Stored data
+ + + + + + +

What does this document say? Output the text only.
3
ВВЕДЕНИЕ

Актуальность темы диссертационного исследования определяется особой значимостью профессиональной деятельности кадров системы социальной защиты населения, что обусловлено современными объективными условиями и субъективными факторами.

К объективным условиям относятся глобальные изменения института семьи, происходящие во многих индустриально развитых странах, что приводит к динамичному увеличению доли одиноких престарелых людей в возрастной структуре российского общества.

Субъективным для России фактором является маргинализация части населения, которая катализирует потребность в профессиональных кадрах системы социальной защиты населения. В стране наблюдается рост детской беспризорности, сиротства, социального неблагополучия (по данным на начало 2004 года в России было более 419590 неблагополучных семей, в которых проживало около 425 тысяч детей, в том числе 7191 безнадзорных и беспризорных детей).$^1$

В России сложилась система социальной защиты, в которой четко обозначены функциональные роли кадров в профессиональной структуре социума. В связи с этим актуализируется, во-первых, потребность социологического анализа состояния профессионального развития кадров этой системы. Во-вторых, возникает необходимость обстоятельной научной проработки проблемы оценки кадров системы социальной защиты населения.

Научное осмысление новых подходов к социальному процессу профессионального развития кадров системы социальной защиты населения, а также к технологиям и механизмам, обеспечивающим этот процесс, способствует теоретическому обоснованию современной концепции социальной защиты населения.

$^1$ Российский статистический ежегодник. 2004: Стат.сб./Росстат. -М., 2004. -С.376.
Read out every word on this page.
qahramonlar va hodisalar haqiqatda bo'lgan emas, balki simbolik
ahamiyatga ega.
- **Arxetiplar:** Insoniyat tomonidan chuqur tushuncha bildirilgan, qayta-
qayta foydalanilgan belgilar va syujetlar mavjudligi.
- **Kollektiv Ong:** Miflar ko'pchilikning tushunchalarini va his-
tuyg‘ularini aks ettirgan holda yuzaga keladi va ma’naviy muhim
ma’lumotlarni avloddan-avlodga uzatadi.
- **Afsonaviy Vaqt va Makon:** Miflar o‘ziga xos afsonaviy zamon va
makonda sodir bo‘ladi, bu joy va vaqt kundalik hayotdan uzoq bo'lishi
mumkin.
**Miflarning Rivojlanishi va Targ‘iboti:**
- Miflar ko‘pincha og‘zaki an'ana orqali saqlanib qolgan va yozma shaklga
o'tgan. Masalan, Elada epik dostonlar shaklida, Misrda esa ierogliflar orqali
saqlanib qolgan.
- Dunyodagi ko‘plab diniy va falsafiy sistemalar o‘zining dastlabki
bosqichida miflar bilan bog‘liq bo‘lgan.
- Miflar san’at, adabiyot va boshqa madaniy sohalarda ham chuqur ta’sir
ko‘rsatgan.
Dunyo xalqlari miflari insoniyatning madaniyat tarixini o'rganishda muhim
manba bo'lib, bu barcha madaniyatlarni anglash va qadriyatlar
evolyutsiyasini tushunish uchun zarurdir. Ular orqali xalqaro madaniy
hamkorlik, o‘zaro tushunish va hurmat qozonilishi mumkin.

+ + + + + + +

▸ **Task objective**
Quote all of the entries verbatim.

▸ **Solution to this task**
What does this document say? Output the text only.
3
ВВЕДЕНИЕ

Актуальность темы диссертационного исследования определяется особой значимостью профессиональной деятельности кадров системы социальной защиты населения, что обусловлено современными объективными условиями и субъективными факторами.

К объективным условиям относятся глобальные изменения института семьи, происходящие во многих индустриально развитых странах, что приводит к динамичному увеличению доли одиноких престарелых людей в возрастной структуре российского общества.

Субъективным для России фактором является маргинализация части населения, которая катализирует потребность в профессиональных кадрах системы социальной защиты населения. В стране наблюдается рост детской беспризорности, сиротства, социального неблагополучия (по данным на начало 2004 года в России было более 419590 неблагополучных семей, в которых проживало около 425 тысяч детей, в том числе 7191 безнадзорных и беспризорных детей).$^1$

В России сложилась система социальной защиты, в которой четко обозначены функциональные роли кадров в профессиональной структуре социума. В связи с этим актуализируется, во-первых, потребность социологического анализа состояния профессионального развития кадров этой системы. Во-вторых, возникает необходимость обстоятельной научной проработки проблемы оценки кадров системы социальной защиты населения.

Научное осмысление новых подходов к социальному процессу профессионального развития кадров системы социальной защиты населения, а также к технологиям и механизмам, обеспечивающим этот процесс, способствует теоретическому обоснованию современной концепции социальной защиты населения.

$^1$ Российский статистический ежегодник. 2004: Стат.сб./Росстат. -М., 2004. -С.376.
Read out every word on this page.
qahramonlar va hodisalar haqiqatda bo'lgan emas, balki simbolik
ahamiyatga ega.
- **Arxetiplar:** Insoniyat tomonidan chuqur tushuncha bildirilgan, qayta-
qayta foydalanilgan belgilar va syujetlar mavjudligi.
- **Kollektiv Ong:** Miflar ko'pchilikning tushunchalarini va his-
tuyg‘ularini aks ettirgan holda yuzaga keladi va ma’naviy muhim
ma’lumotlarni avloddan-avlodga uzatadi.
- **Afsonaviy Vaqt va Makon:** Miflar o‘ziga xos afsonaviy zamon va
makonda sodir bo‘ladi, bu joy va vaqt kundalik hayotdan uzoq bo'lishi
mumkin.
**Miflarning Rivojlanishi va Targ‘iboti:**
- Miflar ko‘pincha og‘zaki an'ana orqali saqlanib qolgan va yozma shaklga
o'tgan. Masalan, Elada epik dostonlar shaklida, Misrda esa ierogliflar orqali
saqlanib qolgan.
- Dunyodagi ko‘plab diniy va falsafiy sistemalar o‘zining dastlabki
bosqichida miflar bilan bog‘liq bo‘lgan.
- Miflar san’at, adabiyot va boshqa madaniy sohalarda ham chuqur ta’sir
ko‘rsatgan.
Dunyo xalqlari miflari insoniyatning madaniyat tarixini o'rganishda muhim
manba bo'lib, bu barcha madaniyatlarni anglash va qadriyatlar
evolyutsiyasini tushunish uchun zarurdir. Ular orqali xalqaro madaniy
hamkorlik, o‘zaro tushunish va hurmat qozonilishi mumkin.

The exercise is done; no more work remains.